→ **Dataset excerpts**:
— START —
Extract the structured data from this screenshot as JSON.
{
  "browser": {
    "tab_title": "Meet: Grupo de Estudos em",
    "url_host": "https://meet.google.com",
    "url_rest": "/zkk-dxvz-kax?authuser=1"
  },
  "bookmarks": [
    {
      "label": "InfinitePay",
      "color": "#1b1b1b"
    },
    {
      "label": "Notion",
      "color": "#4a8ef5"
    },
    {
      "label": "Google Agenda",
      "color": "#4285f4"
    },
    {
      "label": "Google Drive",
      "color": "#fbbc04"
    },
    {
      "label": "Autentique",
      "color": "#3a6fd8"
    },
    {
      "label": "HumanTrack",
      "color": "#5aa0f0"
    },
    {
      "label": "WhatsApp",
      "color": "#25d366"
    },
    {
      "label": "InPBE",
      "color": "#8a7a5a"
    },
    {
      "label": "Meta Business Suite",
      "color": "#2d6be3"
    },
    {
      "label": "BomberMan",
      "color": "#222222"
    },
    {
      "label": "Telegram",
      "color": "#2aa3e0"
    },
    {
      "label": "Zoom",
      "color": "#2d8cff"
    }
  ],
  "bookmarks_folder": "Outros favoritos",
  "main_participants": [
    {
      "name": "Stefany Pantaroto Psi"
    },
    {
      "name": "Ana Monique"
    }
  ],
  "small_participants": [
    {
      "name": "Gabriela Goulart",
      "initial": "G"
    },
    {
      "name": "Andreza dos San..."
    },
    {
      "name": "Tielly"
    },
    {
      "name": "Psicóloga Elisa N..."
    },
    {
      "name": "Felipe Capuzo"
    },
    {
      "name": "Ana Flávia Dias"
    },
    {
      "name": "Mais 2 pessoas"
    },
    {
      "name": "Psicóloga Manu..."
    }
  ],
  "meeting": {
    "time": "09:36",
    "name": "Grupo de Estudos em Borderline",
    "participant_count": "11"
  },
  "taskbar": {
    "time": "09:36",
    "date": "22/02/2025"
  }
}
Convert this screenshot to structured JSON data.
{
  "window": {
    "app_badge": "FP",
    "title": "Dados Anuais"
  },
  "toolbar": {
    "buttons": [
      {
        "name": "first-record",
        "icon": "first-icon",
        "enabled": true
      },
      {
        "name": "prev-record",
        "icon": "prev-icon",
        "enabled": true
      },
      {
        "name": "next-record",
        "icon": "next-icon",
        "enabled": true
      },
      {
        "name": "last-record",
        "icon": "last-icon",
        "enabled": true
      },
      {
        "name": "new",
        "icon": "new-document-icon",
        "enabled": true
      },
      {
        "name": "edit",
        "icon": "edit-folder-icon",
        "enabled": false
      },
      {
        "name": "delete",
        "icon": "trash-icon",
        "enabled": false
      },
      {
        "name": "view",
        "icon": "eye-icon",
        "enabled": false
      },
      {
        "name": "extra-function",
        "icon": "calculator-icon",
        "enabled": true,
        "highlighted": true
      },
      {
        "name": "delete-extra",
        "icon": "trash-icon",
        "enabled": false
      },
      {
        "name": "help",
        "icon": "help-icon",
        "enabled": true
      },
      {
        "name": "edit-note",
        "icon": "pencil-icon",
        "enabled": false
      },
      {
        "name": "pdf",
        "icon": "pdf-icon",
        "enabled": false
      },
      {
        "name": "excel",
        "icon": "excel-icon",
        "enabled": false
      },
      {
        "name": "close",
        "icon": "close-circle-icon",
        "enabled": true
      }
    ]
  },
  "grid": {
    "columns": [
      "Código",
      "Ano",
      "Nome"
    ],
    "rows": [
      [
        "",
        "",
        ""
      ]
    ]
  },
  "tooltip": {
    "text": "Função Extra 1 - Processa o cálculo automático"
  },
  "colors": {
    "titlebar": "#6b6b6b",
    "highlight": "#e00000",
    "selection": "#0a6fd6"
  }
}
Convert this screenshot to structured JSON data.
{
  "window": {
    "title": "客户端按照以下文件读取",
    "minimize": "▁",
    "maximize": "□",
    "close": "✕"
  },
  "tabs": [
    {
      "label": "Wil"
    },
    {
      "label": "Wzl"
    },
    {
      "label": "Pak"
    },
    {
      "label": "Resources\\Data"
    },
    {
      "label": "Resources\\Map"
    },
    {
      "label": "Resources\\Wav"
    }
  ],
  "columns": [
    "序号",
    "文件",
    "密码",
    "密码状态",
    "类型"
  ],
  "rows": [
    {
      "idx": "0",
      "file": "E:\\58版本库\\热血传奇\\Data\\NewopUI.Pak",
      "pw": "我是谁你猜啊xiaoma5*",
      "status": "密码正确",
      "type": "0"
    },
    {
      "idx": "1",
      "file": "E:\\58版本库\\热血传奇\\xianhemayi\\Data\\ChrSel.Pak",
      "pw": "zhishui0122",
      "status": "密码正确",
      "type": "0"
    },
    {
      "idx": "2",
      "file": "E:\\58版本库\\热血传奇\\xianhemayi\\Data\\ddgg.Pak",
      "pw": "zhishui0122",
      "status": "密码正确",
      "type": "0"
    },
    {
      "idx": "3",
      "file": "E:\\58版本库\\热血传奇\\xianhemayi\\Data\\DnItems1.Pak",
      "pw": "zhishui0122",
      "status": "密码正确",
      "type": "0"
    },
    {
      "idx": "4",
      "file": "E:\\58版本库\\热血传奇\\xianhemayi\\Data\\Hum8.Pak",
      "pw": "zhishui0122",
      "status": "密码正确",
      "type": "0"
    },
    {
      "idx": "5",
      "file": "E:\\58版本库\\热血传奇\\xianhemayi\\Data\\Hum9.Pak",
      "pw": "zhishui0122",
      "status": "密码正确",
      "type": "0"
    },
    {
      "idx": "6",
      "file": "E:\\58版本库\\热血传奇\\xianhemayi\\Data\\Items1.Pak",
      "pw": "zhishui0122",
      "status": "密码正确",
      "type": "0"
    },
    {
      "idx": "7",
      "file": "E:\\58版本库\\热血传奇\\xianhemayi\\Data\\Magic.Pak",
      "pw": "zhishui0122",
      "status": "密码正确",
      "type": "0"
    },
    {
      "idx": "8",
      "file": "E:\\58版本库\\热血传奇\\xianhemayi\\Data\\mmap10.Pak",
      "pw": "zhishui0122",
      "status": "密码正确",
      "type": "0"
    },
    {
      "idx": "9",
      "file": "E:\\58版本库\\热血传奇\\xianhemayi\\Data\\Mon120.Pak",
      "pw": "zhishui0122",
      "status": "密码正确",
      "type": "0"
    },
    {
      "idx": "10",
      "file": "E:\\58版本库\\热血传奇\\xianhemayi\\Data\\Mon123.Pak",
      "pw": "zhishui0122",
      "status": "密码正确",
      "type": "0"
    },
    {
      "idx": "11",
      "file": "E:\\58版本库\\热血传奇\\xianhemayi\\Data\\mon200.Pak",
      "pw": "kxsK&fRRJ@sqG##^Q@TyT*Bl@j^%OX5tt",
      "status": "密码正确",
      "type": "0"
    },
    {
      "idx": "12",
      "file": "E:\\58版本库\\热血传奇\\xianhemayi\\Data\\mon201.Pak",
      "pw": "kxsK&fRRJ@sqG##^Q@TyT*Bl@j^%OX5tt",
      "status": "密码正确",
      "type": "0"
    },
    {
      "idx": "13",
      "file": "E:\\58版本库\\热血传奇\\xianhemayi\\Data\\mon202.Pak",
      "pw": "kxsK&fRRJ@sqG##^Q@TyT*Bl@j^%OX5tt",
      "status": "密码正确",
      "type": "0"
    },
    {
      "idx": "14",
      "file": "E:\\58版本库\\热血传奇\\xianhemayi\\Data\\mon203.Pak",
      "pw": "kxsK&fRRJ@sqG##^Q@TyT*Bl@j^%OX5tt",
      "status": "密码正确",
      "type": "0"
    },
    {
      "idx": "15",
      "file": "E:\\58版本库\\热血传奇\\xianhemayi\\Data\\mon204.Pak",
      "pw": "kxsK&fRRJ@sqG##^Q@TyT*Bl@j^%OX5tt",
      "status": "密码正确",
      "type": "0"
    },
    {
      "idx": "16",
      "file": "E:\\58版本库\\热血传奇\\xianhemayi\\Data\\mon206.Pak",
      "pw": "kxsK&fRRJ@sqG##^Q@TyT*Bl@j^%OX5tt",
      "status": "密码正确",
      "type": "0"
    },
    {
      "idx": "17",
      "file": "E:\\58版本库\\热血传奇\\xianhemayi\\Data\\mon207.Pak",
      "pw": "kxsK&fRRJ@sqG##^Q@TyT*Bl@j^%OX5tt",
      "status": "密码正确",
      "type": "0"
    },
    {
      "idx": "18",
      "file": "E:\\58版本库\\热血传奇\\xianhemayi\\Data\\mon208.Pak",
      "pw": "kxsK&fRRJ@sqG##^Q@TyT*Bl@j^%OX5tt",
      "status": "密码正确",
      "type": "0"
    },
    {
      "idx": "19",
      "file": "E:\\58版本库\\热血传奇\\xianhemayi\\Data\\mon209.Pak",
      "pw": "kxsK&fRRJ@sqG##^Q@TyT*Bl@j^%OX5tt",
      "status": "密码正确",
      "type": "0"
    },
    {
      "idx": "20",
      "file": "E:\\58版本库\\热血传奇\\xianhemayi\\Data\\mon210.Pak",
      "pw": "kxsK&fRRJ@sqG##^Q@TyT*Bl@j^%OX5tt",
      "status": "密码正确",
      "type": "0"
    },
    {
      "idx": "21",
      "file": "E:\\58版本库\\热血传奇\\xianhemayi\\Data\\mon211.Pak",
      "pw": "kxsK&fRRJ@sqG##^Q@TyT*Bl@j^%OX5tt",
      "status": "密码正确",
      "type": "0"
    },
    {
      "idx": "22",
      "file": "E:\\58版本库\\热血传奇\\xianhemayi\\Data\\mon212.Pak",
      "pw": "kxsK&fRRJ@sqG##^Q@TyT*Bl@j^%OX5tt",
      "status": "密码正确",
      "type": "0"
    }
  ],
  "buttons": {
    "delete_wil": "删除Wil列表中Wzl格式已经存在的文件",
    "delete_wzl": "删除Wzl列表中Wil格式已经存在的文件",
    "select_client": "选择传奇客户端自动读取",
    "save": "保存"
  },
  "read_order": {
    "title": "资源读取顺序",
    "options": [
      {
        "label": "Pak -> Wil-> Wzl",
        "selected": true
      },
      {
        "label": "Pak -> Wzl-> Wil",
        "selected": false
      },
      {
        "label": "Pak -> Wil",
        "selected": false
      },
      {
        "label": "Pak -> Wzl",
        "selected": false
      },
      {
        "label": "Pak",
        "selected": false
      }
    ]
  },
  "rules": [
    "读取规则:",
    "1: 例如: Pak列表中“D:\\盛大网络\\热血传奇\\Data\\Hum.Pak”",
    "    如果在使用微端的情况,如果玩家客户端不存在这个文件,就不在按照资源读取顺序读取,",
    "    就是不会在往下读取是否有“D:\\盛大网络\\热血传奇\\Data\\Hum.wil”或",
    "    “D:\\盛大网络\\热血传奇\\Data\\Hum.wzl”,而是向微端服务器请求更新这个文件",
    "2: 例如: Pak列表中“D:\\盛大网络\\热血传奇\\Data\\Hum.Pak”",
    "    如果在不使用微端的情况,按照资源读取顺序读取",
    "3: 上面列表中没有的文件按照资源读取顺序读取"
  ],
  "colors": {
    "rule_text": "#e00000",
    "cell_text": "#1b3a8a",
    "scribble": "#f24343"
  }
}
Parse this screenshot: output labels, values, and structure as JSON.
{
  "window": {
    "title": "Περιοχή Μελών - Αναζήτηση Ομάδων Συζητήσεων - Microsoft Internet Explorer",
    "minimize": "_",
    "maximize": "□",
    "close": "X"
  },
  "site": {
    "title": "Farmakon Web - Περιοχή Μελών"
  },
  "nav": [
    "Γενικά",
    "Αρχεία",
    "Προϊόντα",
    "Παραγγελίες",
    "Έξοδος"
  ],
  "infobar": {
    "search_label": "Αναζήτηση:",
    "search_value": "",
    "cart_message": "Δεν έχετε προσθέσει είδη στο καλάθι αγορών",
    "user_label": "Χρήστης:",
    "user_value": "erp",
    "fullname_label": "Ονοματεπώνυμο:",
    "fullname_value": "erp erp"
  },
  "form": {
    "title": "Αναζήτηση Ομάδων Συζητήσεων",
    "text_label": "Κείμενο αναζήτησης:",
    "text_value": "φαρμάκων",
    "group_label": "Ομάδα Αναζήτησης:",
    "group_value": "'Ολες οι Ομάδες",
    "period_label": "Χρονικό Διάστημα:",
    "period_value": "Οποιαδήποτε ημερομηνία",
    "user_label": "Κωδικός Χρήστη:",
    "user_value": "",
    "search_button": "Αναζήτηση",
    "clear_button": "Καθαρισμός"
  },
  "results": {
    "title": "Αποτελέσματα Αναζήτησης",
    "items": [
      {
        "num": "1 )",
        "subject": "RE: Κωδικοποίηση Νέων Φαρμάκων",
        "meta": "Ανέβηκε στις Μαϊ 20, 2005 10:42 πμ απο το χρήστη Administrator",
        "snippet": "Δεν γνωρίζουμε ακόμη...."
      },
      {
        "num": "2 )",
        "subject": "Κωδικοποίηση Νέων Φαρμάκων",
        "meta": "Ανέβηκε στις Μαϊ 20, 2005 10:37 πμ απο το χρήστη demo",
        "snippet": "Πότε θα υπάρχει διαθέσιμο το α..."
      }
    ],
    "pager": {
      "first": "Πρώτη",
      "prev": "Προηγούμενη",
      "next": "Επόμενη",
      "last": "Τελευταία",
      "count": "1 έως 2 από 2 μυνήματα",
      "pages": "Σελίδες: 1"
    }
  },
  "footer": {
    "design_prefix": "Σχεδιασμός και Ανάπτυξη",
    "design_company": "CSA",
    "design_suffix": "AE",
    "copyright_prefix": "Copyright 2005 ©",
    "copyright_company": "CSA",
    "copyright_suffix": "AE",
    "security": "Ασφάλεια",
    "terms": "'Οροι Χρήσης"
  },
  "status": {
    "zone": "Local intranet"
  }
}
— END —
→ **WORK TO DO**: Pull out every line in the material above where "Ομάδων" occurs.

→ **RESPONSE**:
    "title": "Περιοχή Μελών - Αναζήτηση Ομάδων Συζητήσεων - Microsoft Internet Explorer",
    "title": "Αναζήτηση Ομάδων Συζητήσεων",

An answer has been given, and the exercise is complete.